[Dataset items]

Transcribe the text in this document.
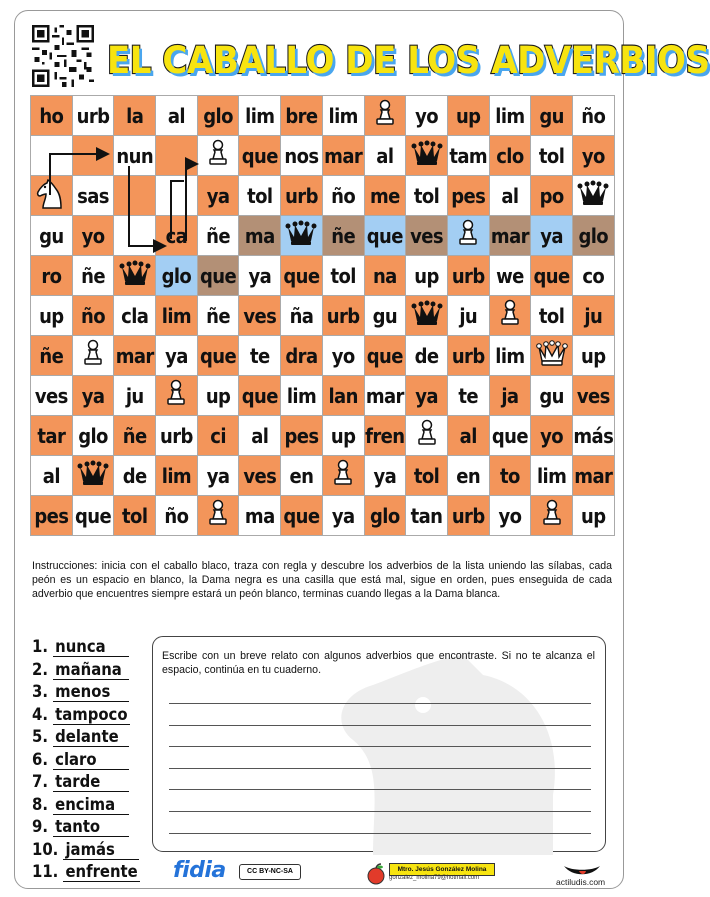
EL CABALLO DE LOS ADVERBIOS
ho	urb	la	al	glo	lim	bre	lim		yo	up	lim	gu	ño
		nun			que	nos	mar	al		tam	clo	tol	yo
	sas			ya	tol	urb	ño	me	tol	pes	al	po	
gu	yo		ca	ñe	ma		ñe	que	ves		mar	ya	glo
ro	ñe		glo	que	ya	que	tol	na	up	urb	we	que	co
up	ño	cla	lim	ñe	ves	ña	urb	gu		ju		tol	ju
ñe		mar	ya	que	te	dra	yo	que	de	urb	lim		up
ves	ya	ju		up	que	lim	lan	mar	ya	te	ja	gu	ves
tar	glo	ñe	urb	ci	al	pes	up	fren		al	que	yo	más
al		de	lim	ya	ves	en		ya	tol	en	to	lim	mar
pes	que	tol	ño		ma	que	ya	glo	tan	urb	yo		up
Instrucciones: inicia con el caballo blaco, traza con regla y descubre los adverbios de la lista uniendo las sílabas, cada peón es un espacio en blanco, la Dama negra es una casilla que está mal, sigue en orden, pues enseguida de cada adverbio que encuentres siempre estará un peón blanco, terminas cuando llegas a la Dama blanca.
1. nunca
2. mañana
3. menos
4. tampoco
5. delante
6. claro
7. tarde
8. encima
9. tanto
10. jamás
11. enfrente
Escribe con un breve relato con algunos adverbios que encontraste. Si no te alcanza el espacio, continúa en tu cuaderno.
fidia	CC BY-NC-SA	Mtro. Jesús González Molina
gonzalez_molina79@hotmail.com	actiludis.com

EXERCISE REQUIREMENTS: Pick out the lines above containing the word "espacio", then copy them.

ANSWER TO THIS TASK:
Instrucciones: inicia con el caballo blaco, traza con regla y descubre los adverbios de la lista uniendo las sílabas, cada peón es un espacio en blanco, la Dama negra es una casilla que está mal, sigue en orden, pues enseguida de cada adverbio que encuentres siempre estará un peón blanco, terminas cuando llegas a la Dama blanca.
Escribe con un breve relato con algunos adverbios que encontraste. Si no te alcanza el espacio, continúa en tu cuaderno.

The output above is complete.